Required action »
All of the data below is to be copied exactly.

Entries supplied Start Marker

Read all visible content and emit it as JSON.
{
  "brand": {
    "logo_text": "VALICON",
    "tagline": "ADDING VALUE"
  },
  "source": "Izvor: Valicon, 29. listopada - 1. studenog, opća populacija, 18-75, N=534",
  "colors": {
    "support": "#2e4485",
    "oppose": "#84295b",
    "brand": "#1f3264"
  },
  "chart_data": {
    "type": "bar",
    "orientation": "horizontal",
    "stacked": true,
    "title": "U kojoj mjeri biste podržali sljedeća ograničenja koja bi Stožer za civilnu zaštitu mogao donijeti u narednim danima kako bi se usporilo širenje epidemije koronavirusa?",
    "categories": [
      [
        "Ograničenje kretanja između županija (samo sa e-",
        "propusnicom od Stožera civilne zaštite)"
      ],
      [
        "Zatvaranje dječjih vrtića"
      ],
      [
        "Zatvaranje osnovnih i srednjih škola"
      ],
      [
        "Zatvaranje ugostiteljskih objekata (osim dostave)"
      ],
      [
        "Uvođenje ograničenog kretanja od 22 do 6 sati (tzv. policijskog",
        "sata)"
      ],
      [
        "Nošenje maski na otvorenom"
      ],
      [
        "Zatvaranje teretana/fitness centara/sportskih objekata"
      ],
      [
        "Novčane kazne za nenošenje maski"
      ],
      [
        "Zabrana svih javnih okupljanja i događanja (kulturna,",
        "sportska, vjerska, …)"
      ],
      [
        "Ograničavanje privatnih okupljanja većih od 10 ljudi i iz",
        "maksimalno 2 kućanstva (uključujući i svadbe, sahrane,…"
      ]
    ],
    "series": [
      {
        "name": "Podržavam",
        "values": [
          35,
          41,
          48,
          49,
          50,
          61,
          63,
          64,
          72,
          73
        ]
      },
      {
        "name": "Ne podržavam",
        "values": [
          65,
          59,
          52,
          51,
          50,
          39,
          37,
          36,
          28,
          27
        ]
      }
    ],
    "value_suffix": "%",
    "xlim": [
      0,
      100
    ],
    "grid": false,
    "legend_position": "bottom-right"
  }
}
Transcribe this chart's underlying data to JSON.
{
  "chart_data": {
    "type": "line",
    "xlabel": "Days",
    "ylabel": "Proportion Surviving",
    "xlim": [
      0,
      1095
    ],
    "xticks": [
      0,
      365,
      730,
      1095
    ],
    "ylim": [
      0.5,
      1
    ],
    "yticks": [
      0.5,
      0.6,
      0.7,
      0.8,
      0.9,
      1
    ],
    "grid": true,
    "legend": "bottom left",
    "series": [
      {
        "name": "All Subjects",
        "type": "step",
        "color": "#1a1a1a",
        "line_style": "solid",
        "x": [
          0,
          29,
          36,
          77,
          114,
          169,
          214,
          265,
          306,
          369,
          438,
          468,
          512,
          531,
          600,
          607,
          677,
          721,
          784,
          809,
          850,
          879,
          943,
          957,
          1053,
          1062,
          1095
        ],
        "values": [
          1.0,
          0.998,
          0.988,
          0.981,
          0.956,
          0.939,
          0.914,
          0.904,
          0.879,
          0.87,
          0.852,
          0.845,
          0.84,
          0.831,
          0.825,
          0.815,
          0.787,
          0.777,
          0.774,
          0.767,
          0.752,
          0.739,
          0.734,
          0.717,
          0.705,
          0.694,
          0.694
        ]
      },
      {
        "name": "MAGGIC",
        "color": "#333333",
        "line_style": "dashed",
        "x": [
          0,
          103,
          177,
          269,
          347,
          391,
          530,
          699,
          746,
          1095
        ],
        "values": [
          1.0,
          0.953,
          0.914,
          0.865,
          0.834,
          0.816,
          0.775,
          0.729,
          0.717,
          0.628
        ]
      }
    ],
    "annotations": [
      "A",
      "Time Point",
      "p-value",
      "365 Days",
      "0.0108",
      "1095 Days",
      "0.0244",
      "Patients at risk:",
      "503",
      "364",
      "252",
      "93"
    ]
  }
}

Entries supplied End Marker

Result below »
Read all visible content and emit it as JSON.
{
  "brand": {
    "logo_text": "VALICON",
    "tagline": "ADDING VALUE"
  },
  "source": "Izvor: Valicon, 29. listopada - 1. studenog, opća populacija, 18-75, N=534",
  "colors": {
    "support": "#2e4485",
    "oppose": "#84295b",
    "brand": "#1f3264"
  },
  "chart_data": {
    "type": "bar",
    "orientation": "horizontal",
    "stacked": true,
    "title": "U kojoj mjeri biste podržali sljedeća ograničenja koja bi Stožer za civilnu zaštitu mogao donijeti u narednim danima kako bi se usporilo širenje epidemije koronavirusa?",
    "categories": [
      [
        "Ograničenje kretanja između županija (samo sa e-",
        "propusnicom od Stožera civilne zaštite)"
      ],
      [
        "Zatvaranje dječjih vrtića"
      ],
      [
        "Zatvaranje osnovnih i srednjih škola"
      ],
      [
        "Zatvaranje ugostiteljskih objekata (osim dostave)"
      ],
      [
        "Uvođenje ograničenog kretanja od 22 do 6 sati (tzv. policijskog",
        "sata)"
      ],
      [
        "Nošenje maski na otvorenom"
      ],
      [
        "Zatvaranje teretana/fitness centara/sportskih objekata"
      ],
      [
        "Novčane kazne za nenošenje maski"
      ],
      [
        "Zabrana svih javnih okupljanja i događanja (kulturna,",
        "sportska, vjerska, …)"
      ],
      [
        "Ograničavanje privatnih okupljanja većih od 10 ljudi i iz",
        "maksimalno 2 kućanstva (uključujući i svadbe, sahrane,…"
      ]
    ],
    "series": [
      {
        "name": "Podržavam",
        "values": [
          35,
          41,
          48,
          49,
          50,
          61,
          63,
          64,
          72,
          73
        ]
      },
      {
        "name": "Ne podržavam",
        "values": [
          65,
          59,
          52,
          51,
          50,
          39,
          37,
          36,
          28,
          27
        ]
      }
    ],
    "value_suffix": "%",
    "xlim": [
      0,
      100
    ],
    "grid": false,
    "legend_position": "bottom-right"
  }
}
Transcribe this chart's underlying data to JSON.
{
  "chart_data": {
    "type": "line",
    "xlabel": "Days",
    "ylabel": "Proportion Surviving",
    "xlim": [
      0,
      1095
    ],
    "xticks": [
      0,
      365,
      730,
      1095
    ],
    "ylim": [
      0.5,
      1
    ],
    "yticks": [
      0.5,
      0.6,
      0.7,
      0.8,
      0.9,
      1
    ],
    "grid": true,
    "legend": "bottom left",
    "series": [
      {
        "name": "All Subjects",
        "type": "step",
        "color": "#1a1a1a",
        "line_style": "solid",
        "x": [
          0,
          29,
          36,
          77,
          114,
          169,
          214,
          265,
          306,
          369,
          438,
          468,
          512,
          531,
          600,
          607,
          677,
          721,
          784,
          809,
          850,
          879,
          943,
          957,
          1053,
          1062,
          1095
        ],
        "values": [
          1.0,
          0.998,
          0.988,
          0.981,
          0.956,
          0.939,
          0.914,
          0.904,
          0.879,
          0.87,
          0.852,
          0.845,
          0.84,
          0.831,
          0.825,
          0.815,
          0.787,
          0.777,
          0.774,
          0.767,
          0.752,
          0.739,
          0.734,
          0.717,
          0.705,
          0.694,
          0.694
        ]
      },
      {
        "name": "MAGGIC",
        "color": "#333333",
        "line_style": "dashed",
        "x": [
          0,
          103,
          177,
          269,
          347,
          391,
          530,
          699,
          746,
          1095
        ],
        "values": [
          1.0,
          0.953,
          0.914,
          0.865,
          0.834,
          0.816,
          0.775,
          0.729,
          0.717,
          0.628
        ]
      }
    ],
    "annotations": [
      "A",
      "Time Point",
      "p-value",
      "365 Days",
      "0.0108",
      "1095 Days",
      "0.0244",
      "Patients at risk:",
      "503",
      "364",
      "252",
      "93"
    ]
  }
}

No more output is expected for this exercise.